» Work to complete:
All of the data that follows should be retyped exactly, please, except the pictures.

» Data rows:
= = = = = = =
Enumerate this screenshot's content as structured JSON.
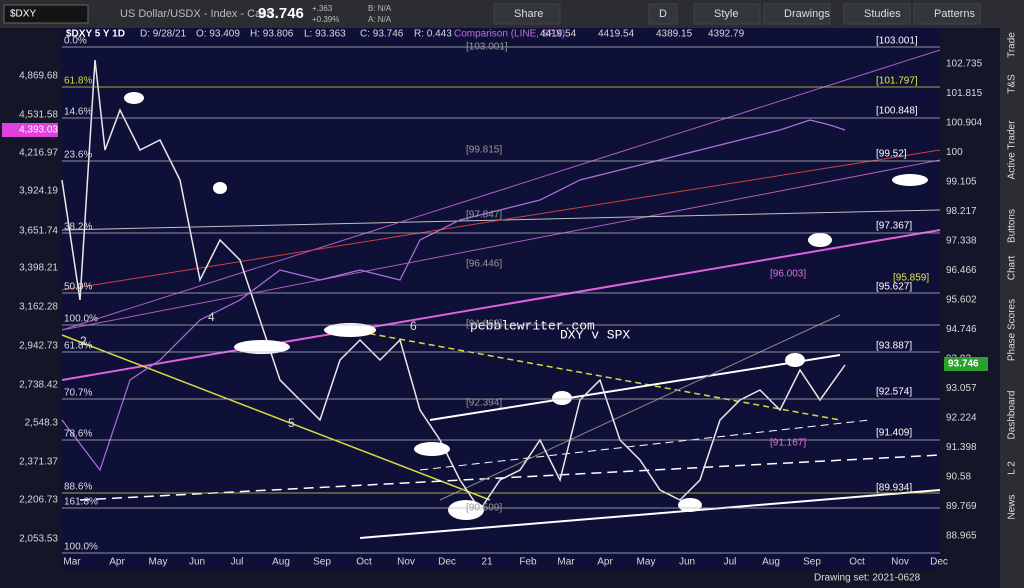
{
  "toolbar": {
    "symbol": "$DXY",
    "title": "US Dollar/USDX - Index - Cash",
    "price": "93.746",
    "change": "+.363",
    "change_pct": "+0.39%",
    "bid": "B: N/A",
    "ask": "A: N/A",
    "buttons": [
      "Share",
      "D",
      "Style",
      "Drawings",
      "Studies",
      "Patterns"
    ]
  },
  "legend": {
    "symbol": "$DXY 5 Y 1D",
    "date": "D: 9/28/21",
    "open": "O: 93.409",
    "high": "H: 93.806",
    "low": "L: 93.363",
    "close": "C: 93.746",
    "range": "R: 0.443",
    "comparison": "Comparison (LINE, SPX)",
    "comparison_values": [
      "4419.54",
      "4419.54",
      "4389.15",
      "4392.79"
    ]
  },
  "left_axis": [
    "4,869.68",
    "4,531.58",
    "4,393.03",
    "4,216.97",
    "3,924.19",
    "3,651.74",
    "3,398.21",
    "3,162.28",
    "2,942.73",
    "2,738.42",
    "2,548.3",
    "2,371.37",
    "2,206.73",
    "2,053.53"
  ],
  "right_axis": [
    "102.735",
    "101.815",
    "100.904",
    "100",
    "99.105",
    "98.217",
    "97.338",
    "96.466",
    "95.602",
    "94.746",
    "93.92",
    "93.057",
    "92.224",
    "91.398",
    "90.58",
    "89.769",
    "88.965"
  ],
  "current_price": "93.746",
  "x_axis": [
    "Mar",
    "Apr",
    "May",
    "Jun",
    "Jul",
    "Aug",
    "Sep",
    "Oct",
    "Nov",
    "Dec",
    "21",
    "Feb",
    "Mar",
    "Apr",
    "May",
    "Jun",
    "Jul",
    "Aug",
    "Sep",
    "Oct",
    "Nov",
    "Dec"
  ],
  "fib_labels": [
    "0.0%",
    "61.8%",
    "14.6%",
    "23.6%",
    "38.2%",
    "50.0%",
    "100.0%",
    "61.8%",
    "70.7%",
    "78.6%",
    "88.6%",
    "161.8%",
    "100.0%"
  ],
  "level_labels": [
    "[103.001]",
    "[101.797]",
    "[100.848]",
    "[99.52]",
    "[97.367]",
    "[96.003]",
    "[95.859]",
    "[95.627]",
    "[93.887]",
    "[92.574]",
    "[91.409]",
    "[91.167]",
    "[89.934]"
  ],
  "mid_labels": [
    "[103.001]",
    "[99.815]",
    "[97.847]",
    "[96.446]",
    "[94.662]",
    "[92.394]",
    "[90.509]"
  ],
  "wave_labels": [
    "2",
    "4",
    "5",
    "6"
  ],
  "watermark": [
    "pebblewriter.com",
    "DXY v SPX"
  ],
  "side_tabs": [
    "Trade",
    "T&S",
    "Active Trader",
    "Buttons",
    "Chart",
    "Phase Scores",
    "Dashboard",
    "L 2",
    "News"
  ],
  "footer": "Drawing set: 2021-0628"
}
= = = = = = =
» Full solution:
Enumerate this screenshot's content as structured JSON.
{
  "toolbar": {
    "symbol": "$DXY",
    "title": "US Dollar/USDX - Index - Cash",
    "price": "93.746",
    "change": "+.363",
    "change_pct": "+0.39%",
    "bid": "B: N/A",
    "ask": "A: N/A",
    "buttons": [
      "Share",
      "D",
      "Style",
      "Drawings",
      "Studies",
      "Patterns"
    ]
  },
  "legend": {
    "symbol": "$DXY 5 Y 1D",
    "date": "D: 9/28/21",
    "open": "O: 93.409",
    "high": "H: 93.806",
    "low": "L: 93.363",
    "close": "C: 93.746",
    "range": "R: 0.443",
    "comparison": "Comparison (LINE, SPX)",
    "comparison_values": [
      "4419.54",
      "4419.54",
      "4389.15",
      "4392.79"
    ]
  },
  "left_axis": [
    "4,869.68",
    "4,531.58",
    "4,393.03",
    "4,216.97",
    "3,924.19",
    "3,651.74",
    "3,398.21",
    "3,162.28",
    "2,942.73",
    "2,738.42",
    "2,548.3",
    "2,371.37",
    "2,206.73",
    "2,053.53"
  ],
  "right_axis": [
    "102.735",
    "101.815",
    "100.904",
    "100",
    "99.105",
    "98.217",
    "97.338",
    "96.466",
    "95.602",
    "94.746",
    "93.92",
    "93.057",
    "92.224",
    "91.398",
    "90.58",
    "89.769",
    "88.965"
  ],
  "current_price": "93.746",
  "x_axis": [
    "Mar",
    "Apr",
    "May",
    "Jun",
    "Jul",
    "Aug",
    "Sep",
    "Oct",
    "Nov",
    "Dec",
    "21",
    "Feb",
    "Mar",
    "Apr",
    "May",
    "Jun",
    "Jul",
    "Aug",
    "Sep",
    "Oct",
    "Nov",
    "Dec"
  ],
  "fib_labels": [
    "0.0%",
    "61.8%",
    "14.6%",
    "23.6%",
    "38.2%",
    "50.0%",
    "100.0%",
    "61.8%",
    "70.7%",
    "78.6%",
    "88.6%",
    "161.8%",
    "100.0%"
  ],
  "level_labels": [
    "[103.001]",
    "[101.797]",
    "[100.848]",
    "[99.52]",
    "[97.367]",
    "[96.003]",
    "[95.859]",
    "[95.627]",
    "[93.887]",
    "[92.574]",
    "[91.409]",
    "[91.167]",
    "[89.934]"
  ],
  "mid_labels": [
    "[103.001]",
    "[99.815]",
    "[97.847]",
    "[96.446]",
    "[94.662]",
    "[92.394]",
    "[90.509]"
  ],
  "wave_labels": [
    "2",
    "4",
    "5",
    "6"
  ],
  "watermark": [
    "pebblewriter.com",
    "DXY v SPX"
  ],
  "side_tabs": [
    "Trade",
    "T&S",
    "Active Trader",
    "Buttons",
    "Chart",
    "Phase Scores",
    "Dashboard",
    "L 2",
    "News"
  ],
  "footer": "Drawing set: 2021-0628"
}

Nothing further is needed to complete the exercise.